Provided data:
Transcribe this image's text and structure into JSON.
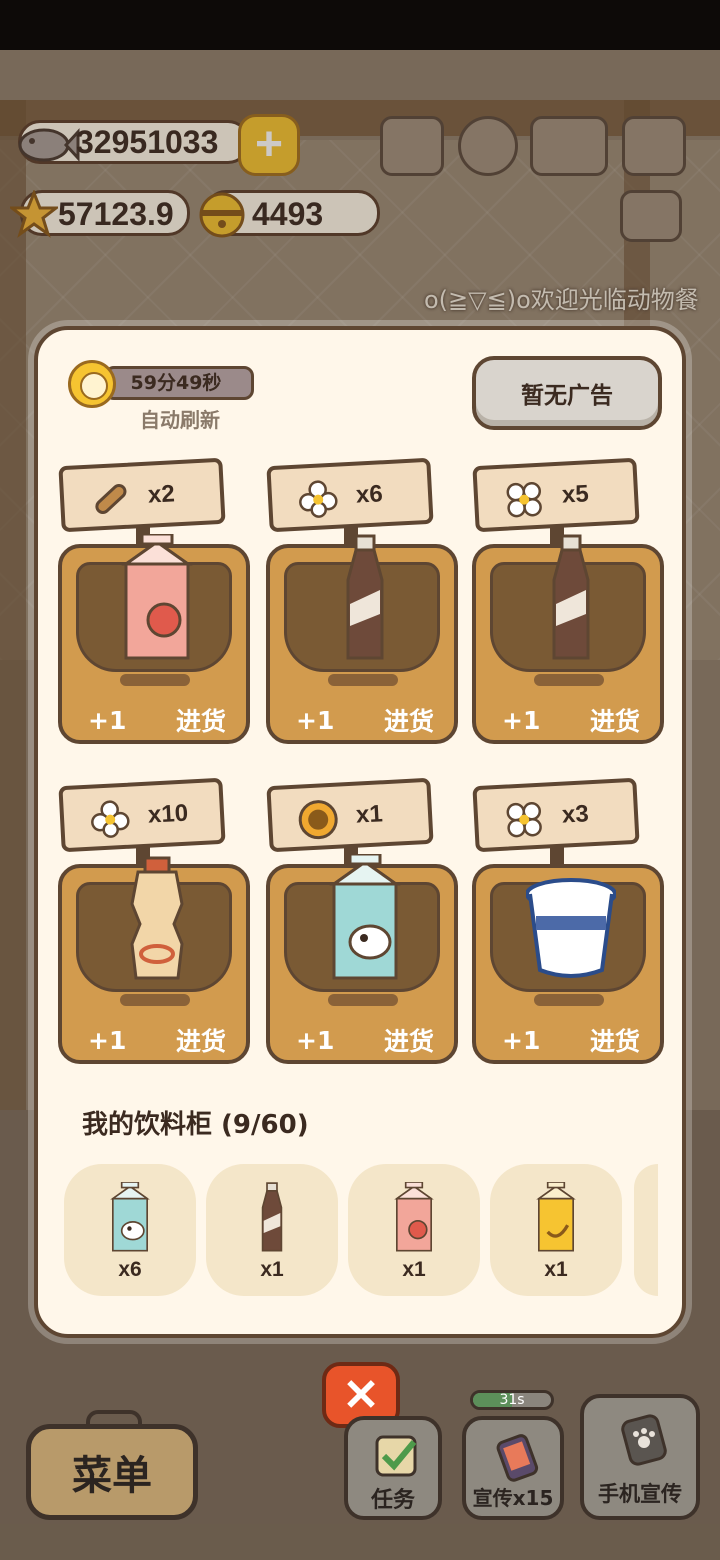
{
  "hud": {
    "fish": "32951033",
    "stars": "57123.9",
    "bells": "4493",
    "welcome_ticker": "o(≧▽≦)o欢迎光临动物餐"
  },
  "shop": {
    "timer": "59分49秒",
    "refresh_label": "自动刷新",
    "no_ad_label": "暂无广告",
    "items": [
      {
        "cost_icon": "wood-log-icon",
        "cost_qty": "x2",
        "product": "strawberry-milk",
        "plus": "+1",
        "action": "进货"
      },
      {
        "cost_icon": "flower-icon",
        "cost_qty": "x6",
        "product": "cola-bottle",
        "plus": "+1",
        "action": "进货"
      },
      {
        "cost_icon": "flower-bunch-icon",
        "cost_qty": "x5",
        "product": "cola-bottle",
        "plus": "+1",
        "action": "进货"
      },
      {
        "cost_icon": "flower-icon",
        "cost_qty": "x10",
        "product": "yakult-bottle",
        "plus": "+1",
        "action": "进货"
      },
      {
        "cost_icon": "sunflower-icon",
        "cost_qty": "x1",
        "product": "cow-milk-carton",
        "plus": "+1",
        "action": "进货"
      },
      {
        "cost_icon": "flower-bunch-icon",
        "cost_qty": "x3",
        "product": "yogurt-cup",
        "plus": "+1",
        "action": "进货"
      }
    ]
  },
  "cabinet": {
    "title": "我的饮料柜 (9/60)",
    "slots": [
      {
        "product": "cow-milk-carton",
        "qty": "x6"
      },
      {
        "product": "cola-bottle",
        "qty": "x1"
      },
      {
        "product": "strawberry-milk",
        "qty": "x1"
      },
      {
        "product": "banana-milk",
        "qty": "x1"
      }
    ]
  },
  "bottom_bar": {
    "menu": "菜单",
    "task": "任务",
    "promo": "宣传x15",
    "promo_cooldown": "31s",
    "promo_cooldown_fraction": 0.5,
    "phone_promo": "手机宣传"
  },
  "colors": {
    "panel_bg": "#fff7ea",
    "crate": "#d29b4e",
    "close": "#e8542a",
    "gold": "#f6c431"
  }
}
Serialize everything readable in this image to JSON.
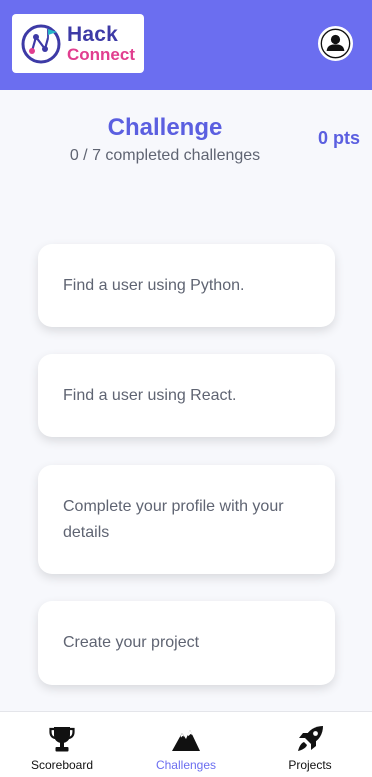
{
  "app": {
    "logo_line1": "Hack",
    "logo_line2": "Connect"
  },
  "colors": {
    "accent": "#6b6ef0",
    "brand_dark": "#3d3aa6",
    "brand_pink": "#e13e8f",
    "text": "#5f6472"
  },
  "header": {
    "title": "Challenge",
    "subtitle": "0 / 7 completed challenges",
    "points": "0 pts"
  },
  "challenges": [
    {
      "label": "Find a user using Python."
    },
    {
      "label": "Find a user using React."
    },
    {
      "label": "Complete your profile with your details"
    },
    {
      "label": "Create your project"
    }
  ],
  "nav": {
    "items": [
      {
        "label": "Scoreboard",
        "icon": "trophy-icon"
      },
      {
        "label": "Challenges",
        "icon": "mountain-icon",
        "active": true
      },
      {
        "label": "Projects",
        "icon": "rocket-icon"
      }
    ]
  }
}
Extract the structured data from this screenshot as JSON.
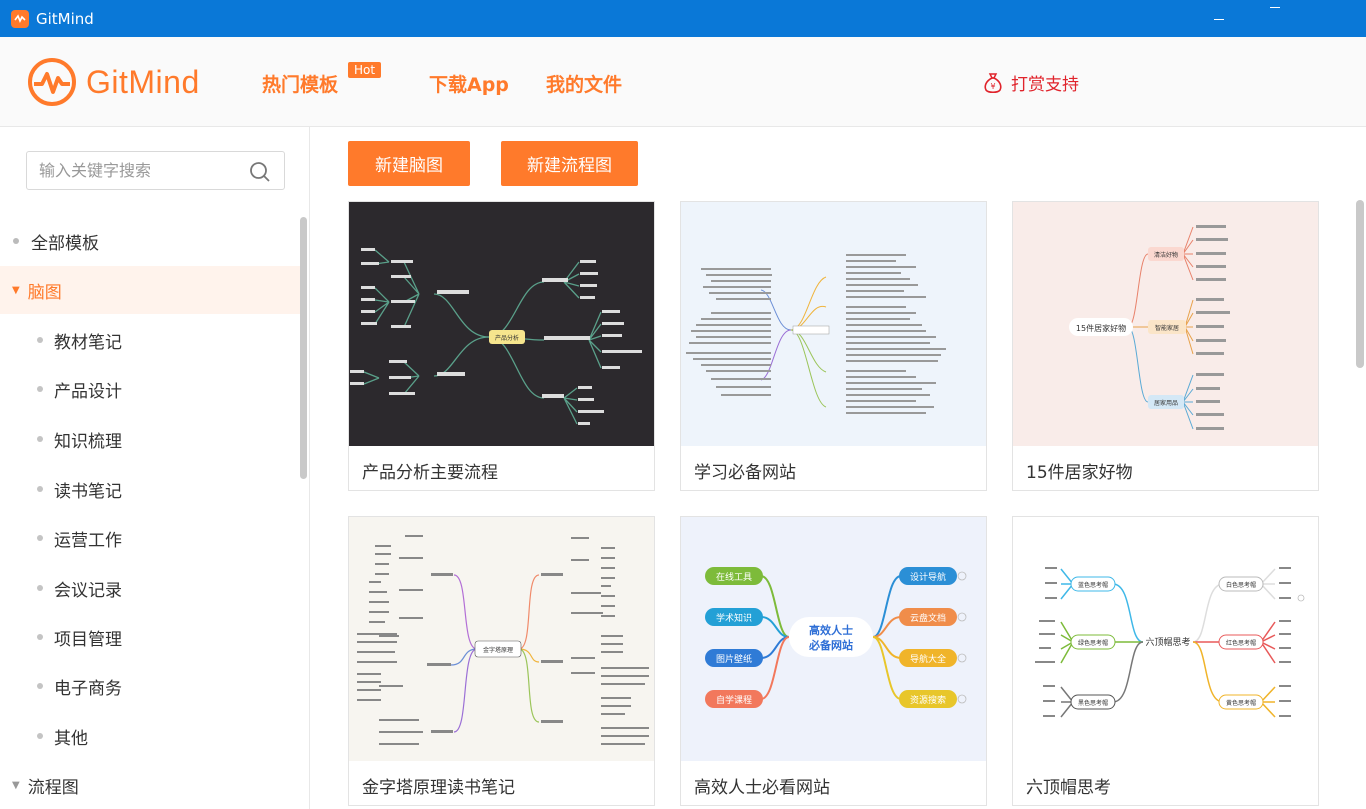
{
  "window": {
    "title": "GitMind"
  },
  "header": {
    "logo_text": "GitMind",
    "nav": {
      "hot": "热门模板",
      "hot_badge": "Hot",
      "download": "下载App",
      "files": "我的文件"
    },
    "donate": "打赏支持"
  },
  "colors": {
    "accent": "#ff7a2b",
    "titlebar": "#0a78d7",
    "donate": "#e0232b"
  },
  "sidebar": {
    "search_placeholder": "输入关键字搜索",
    "categories": [
      "全部模板",
      "脑图",
      "流程图"
    ],
    "sub": [
      "教材笔记",
      "产品设计",
      "知识梳理",
      "读书笔记",
      "运营工作",
      "会议记录",
      "项目管理",
      "电子商务",
      "其他"
    ]
  },
  "main": {
    "buttons": {
      "new_mind": "新建脑图",
      "new_flow": "新建流程图"
    },
    "cards": [
      {
        "title": "产品分析主要流程",
        "center": "产品分析"
      },
      {
        "title": "学习必备网站"
      },
      {
        "title": "15件居家好物",
        "center": "15件居家好物",
        "branches": [
          "清洁好物",
          "智能家居",
          "居家用品"
        ]
      },
      {
        "title": "金字塔原理读书笔记",
        "center": "金字塔原理"
      },
      {
        "title": "高效人士必看网站",
        "center_line1": "高效人士",
        "center_line2": "必备网站",
        "left": [
          "在线工具",
          "学术知识",
          "图片壁纸",
          "自学课程"
        ],
        "right": [
          "设计导航",
          "云盘文档",
          "导航大全",
          "资源搜索"
        ]
      },
      {
        "title": "六顶帽思考",
        "center": "六顶帽思考",
        "left": [
          "蓝色思考帽",
          "绿色思考帽",
          "黑色思考帽"
        ],
        "right": [
          "白色思考帽",
          "红色思考帽",
          "黄色思考帽"
        ]
      }
    ]
  }
}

Your instructions: Restate the records above in full, word for word. Keep pictures out.

Worked solution:
Transcribe this image's text and structure into JSON.
{
  "hud": {
    "fish": "32951033",
    "stars": "57123.9",
    "bells": "4493",
    "welcome_ticker": "o(≧▽≦)o欢迎光临动物餐"
  },
  "shop": {
    "timer": "59分49秒",
    "refresh_label": "自动刷新",
    "no_ad_label": "暂无广告",
    "items": [
      {
        "cost_icon": "wood-log-icon",
        "cost_qty": "x2",
        "product": "strawberry-milk",
        "plus": "+1",
        "action": "进货"
      },
      {
        "cost_icon": "flower-icon",
        "cost_qty": "x6",
        "product": "cola-bottle",
        "plus": "+1",
        "action": "进货"
      },
      {
        "cost_icon": "flower-bunch-icon",
        "cost_qty": "x5",
        "product": "cola-bottle",
        "plus": "+1",
        "action": "进货"
      },
      {
        "cost_icon": "flower-icon",
        "cost_qty": "x10",
        "product": "yakult-bottle",
        "plus": "+1",
        "action": "进货"
      },
      {
        "cost_icon": "sunflower-icon",
        "cost_qty": "x1",
        "product": "cow-milk-carton",
        "plus": "+1",
        "action": "进货"
      },
      {
        "cost_icon": "flower-bunch-icon",
        "cost_qty": "x3",
        "product": "yogurt-cup",
        "plus": "+1",
        "action": "进货"
      }
    ]
  },
  "cabinet": {
    "title": "我的饮料柜 (9/60)",
    "slots": [
      {
        "product": "cow-milk-carton",
        "qty": "x6"
      },
      {
        "product": "cola-bottle",
        "qty": "x1"
      },
      {
        "product": "strawberry-milk",
        "qty": "x1"
      },
      {
        "product": "banana-milk",
        "qty": "x1"
      }
    ]
  },
  "bottom_bar": {
    "menu": "菜单",
    "task": "任务",
    "promo": "宣传x15",
    "promo_cooldown": "31s",
    "promo_cooldown_fraction": 0.5,
    "phone_promo": "手机宣传"
  },
  "colors": {
    "panel_bg": "#fff7ea",
    "crate": "#d29b4e",
    "close": "#e8542a",
    "gold": "#f6c431"
  }
}
Serialize everything readable in this image to JSON.
{
  "app": {
    "logo_line1": "Hack",
    "logo_line2": "Connect"
  },
  "colors": {
    "accent": "#6b6ef0",
    "brand_dark": "#3d3aa6",
    "brand_pink": "#e13e8f",
    "text": "#5f6472"
  },
  "header": {
    "title": "Challenge",
    "subtitle": "0 / 7 completed challenges",
    "points": "0 pts"
  },
  "challenges": [
    {
      "label": "Find a user using Python."
    },
    {
      "label": "Find a user using React."
    },
    {
      "label": "Complete your profile with your details"
    },
    {
      "label": "Create your project"
    }
  ],
  "nav": {
    "items": [
      {
        "label": "Scoreboard",
        "icon": "trophy-icon"
      },
      {
        "label": "Challenges",
        "icon": "mountain-icon",
        "active": true
      },
      {
        "label": "Projects",
        "icon": "rocket-icon"
      }
    ]
  }
}
Extract the structured data from this screenshot as JSON.
{
  "window": {
    "title": "GitMind"
  },
  "header": {
    "logo_text": "GitMind",
    "nav": {
      "hot": "热门模板",
      "hot_badge": "Hot",
      "download": "下载App",
      "files": "我的文件"
    },
    "donate": "打赏支持"
  },
  "colors": {
    "accent": "#ff7a2b",
    "titlebar": "#0a78d7",
    "donate": "#e0232b"
  },
  "sidebar": {
    "search_placeholder": "输入关键字搜索",
    "categories": [
      "全部模板",
      "脑图",
      "流程图"
    ],
    "sub": [
      "教材笔记",
      "产品设计",
      "知识梳理",
      "读书笔记",
      "运营工作",
      "会议记录",
      "项目管理",
      "电子商务",
      "其他"
    ]
  },
  "main": {
    "buttons": {
      "new_mind": "新建脑图",
      "new_flow": "新建流程图"
    },
    "cards": [
      {
        "title": "产品分析主要流程",
        "center": "产品分析"
      },
      {
        "title": "学习必备网站"
      },
      {
        "title": "15件居家好物",
        "center": "15件居家好物",
        "branches": [
          "清洁好物",
          "智能家居",
          "居家用品"
        ]
      },
      {
        "title": "金字塔原理读书笔记",
        "center": "金字塔原理"
      },
      {
        "title": "高效人士必看网站",
        "center_line1": "高效人士",
        "center_line2": "必备网站",
        "left": [
          "在线工具",
          "学术知识",
          "图片壁纸",
          "自学课程"
        ],
        "right": [
          "设计导航",
          "云盘文档",
          "导航大全",
          "资源搜索"
        ]
      },
      {
        "title": "六顶帽思考",
        "center": "六顶帽思考",
        "left": [
          "蓝色思考帽",
          "绿色思考帽",
          "黑色思考帽"
        ],
        "right": [
          "白色思考帽",
          "红色思考帽",
          "黄色思考帽"
        ]
      }
    ]
  }
}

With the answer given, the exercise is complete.